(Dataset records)

++++

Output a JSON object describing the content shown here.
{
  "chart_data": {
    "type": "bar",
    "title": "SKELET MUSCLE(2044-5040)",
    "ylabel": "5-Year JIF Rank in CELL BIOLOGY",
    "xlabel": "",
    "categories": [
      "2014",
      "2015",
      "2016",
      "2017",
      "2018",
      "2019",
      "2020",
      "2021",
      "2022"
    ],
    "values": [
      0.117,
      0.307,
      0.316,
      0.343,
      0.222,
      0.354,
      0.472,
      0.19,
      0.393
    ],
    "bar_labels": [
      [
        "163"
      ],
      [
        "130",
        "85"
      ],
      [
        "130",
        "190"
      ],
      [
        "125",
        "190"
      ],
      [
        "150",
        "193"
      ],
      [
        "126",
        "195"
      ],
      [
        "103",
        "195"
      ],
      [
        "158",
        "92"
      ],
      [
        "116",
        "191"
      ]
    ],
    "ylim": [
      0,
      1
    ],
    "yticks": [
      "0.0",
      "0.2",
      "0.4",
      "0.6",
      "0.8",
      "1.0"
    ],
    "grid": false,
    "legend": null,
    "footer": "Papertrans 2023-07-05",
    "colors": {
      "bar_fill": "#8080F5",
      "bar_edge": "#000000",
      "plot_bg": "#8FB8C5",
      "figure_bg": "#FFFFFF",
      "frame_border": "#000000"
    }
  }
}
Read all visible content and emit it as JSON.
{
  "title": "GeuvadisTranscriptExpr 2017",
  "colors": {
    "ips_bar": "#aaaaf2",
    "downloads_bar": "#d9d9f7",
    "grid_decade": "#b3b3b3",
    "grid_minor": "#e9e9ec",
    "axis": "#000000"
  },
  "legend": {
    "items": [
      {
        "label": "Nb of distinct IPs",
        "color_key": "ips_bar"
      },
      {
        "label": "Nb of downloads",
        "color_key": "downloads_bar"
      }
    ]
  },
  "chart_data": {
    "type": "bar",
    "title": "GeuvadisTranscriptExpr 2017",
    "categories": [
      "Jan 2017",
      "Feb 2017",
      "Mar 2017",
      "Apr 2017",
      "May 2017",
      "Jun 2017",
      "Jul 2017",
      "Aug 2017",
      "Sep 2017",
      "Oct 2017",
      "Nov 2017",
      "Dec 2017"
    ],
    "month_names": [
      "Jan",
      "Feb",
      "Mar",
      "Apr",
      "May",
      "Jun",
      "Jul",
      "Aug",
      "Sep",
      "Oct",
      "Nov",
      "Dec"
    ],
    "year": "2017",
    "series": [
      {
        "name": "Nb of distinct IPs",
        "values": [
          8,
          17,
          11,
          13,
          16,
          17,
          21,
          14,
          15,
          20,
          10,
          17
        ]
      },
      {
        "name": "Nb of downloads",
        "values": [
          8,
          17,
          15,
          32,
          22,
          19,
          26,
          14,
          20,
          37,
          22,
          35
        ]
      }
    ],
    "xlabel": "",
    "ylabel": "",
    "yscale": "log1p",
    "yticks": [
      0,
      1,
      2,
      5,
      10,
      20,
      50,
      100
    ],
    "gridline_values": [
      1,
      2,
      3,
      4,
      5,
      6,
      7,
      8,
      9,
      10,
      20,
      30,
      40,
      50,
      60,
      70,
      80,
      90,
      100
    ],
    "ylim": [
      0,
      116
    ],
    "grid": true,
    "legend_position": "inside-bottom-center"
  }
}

++++

Required task: Every line of the data above should be reproduced word for word.

Exercise response:
Output a JSON object describing the content shown here.
{
  "chart_data": {
    "type": "bar",
    "title": "SKELET MUSCLE(2044-5040)",
    "ylabel": "5-Year JIF Rank in CELL BIOLOGY",
    "xlabel": "",
    "categories": [
      "2014",
      "2015",
      "2016",
      "2017",
      "2018",
      "2019",
      "2020",
      "2021",
      "2022"
    ],
    "values": [
      0.117,
      0.307,
      0.316,
      0.343,
      0.222,
      0.354,
      0.472,
      0.19,
      0.393
    ],
    "bar_labels": [
      [
        "163"
      ],
      [
        "130",
        "85"
      ],
      [
        "130",
        "190"
      ],
      [
        "125",
        "190"
      ],
      [
        "150",
        "193"
      ],
      [
        "126",
        "195"
      ],
      [
        "103",
        "195"
      ],
      [
        "158",
        "92"
      ],
      [
        "116",
        "191"
      ]
    ],
    "ylim": [
      0,
      1
    ],
    "yticks": [
      "0.0",
      "0.2",
      "0.4",
      "0.6",
      "0.8",
      "1.0"
    ],
    "grid": false,
    "legend": null,
    "footer": "Papertrans 2023-07-05",
    "colors": {
      "bar_fill": "#8080F5",
      "bar_edge": "#000000",
      "plot_bg": "#8FB8C5",
      "figure_bg": "#FFFFFF",
      "frame_border": "#000000"
    }
  }
}
Read all visible content and emit it as JSON.
{
  "title": "GeuvadisTranscriptExpr 2017",
  "colors": {
    "ips_bar": "#aaaaf2",
    "downloads_bar": "#d9d9f7",
    "grid_decade": "#b3b3b3",
    "grid_minor": "#e9e9ec",
    "axis": "#000000"
  },
  "legend": {
    "items": [
      {
        "label": "Nb of distinct IPs",
        "color_key": "ips_bar"
      },
      {
        "label": "Nb of downloads",
        "color_key": "downloads_bar"
      }
    ]
  },
  "chart_data": {
    "type": "bar",
    "title": "GeuvadisTranscriptExpr 2017",
    "categories": [
      "Jan 2017",
      "Feb 2017",
      "Mar 2017",
      "Apr 2017",
      "May 2017",
      "Jun 2017",
      "Jul 2017",
      "Aug 2017",
      "Sep 2017",
      "Oct 2017",
      "Nov 2017",
      "Dec 2017"
    ],
    "month_names": [
      "Jan",
      "Feb",
      "Mar",
      "Apr",
      "May",
      "Jun",
      "Jul",
      "Aug",
      "Sep",
      "Oct",
      "Nov",
      "Dec"
    ],
    "year": "2017",
    "series": [
      {
        "name": "Nb of distinct IPs",
        "values": [
          8,
          17,
          11,
          13,
          16,
          17,
          21,
          14,
          15,
          20,
          10,
          17
        ]
      },
      {
        "name": "Nb of downloads",
        "values": [
          8,
          17,
          15,
          32,
          22,
          19,
          26,
          14,
          20,
          37,
          22,
          35
        ]
      }
    ],
    "xlabel": "",
    "ylabel": "",
    "yscale": "log1p",
    "yticks": [
      0,
      1,
      2,
      5,
      10,
      20,
      50,
      100
    ],
    "gridline_values": [
      1,
      2,
      3,
      4,
      5,
      6,
      7,
      8,
      9,
      10,
      20,
      30,
      40,
      50,
      60,
      70,
      80,
      90,
      100
    ],
    "ylim": [
      0,
      116
    ],
    "grid": true,
    "legend_position": "inside-bottom-center"
  }
}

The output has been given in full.